(Stored records)
====
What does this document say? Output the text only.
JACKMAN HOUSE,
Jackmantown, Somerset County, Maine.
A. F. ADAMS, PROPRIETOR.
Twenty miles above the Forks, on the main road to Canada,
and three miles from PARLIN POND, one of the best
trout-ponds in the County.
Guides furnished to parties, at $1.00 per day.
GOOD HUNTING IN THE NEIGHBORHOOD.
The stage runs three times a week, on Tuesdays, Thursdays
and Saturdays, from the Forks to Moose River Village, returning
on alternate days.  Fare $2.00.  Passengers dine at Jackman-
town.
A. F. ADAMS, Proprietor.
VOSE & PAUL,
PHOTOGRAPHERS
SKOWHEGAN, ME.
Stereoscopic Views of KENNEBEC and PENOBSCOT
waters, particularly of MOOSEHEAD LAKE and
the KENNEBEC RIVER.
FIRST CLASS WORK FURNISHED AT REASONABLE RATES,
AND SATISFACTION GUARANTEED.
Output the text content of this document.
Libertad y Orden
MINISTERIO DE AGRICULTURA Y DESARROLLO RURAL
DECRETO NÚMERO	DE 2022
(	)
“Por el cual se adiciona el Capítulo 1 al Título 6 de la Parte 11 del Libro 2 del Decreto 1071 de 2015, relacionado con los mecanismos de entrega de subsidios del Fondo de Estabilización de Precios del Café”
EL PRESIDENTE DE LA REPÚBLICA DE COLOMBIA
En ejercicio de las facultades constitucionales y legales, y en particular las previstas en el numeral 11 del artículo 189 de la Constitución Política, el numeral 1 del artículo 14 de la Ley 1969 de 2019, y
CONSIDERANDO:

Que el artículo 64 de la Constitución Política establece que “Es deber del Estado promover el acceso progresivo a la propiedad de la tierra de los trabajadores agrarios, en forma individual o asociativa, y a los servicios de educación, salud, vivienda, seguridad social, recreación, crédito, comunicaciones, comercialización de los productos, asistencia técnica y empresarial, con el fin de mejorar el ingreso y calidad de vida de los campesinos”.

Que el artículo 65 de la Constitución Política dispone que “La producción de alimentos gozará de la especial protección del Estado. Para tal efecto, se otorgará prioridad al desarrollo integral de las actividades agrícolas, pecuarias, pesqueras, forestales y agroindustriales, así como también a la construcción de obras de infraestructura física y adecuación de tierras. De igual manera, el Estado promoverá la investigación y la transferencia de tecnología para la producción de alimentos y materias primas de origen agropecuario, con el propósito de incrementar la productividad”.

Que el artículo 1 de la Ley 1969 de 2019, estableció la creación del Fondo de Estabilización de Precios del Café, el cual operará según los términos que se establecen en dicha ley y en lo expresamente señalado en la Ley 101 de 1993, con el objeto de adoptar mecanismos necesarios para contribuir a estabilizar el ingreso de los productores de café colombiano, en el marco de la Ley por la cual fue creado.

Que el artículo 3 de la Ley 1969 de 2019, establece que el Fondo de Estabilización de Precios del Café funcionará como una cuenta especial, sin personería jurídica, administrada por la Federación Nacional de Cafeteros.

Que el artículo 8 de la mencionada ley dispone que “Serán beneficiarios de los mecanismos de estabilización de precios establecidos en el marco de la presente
====
Problem to solve
Going through the entries above line by line, work out how many lines include the word "three". Only the number is required.

Result for this task
2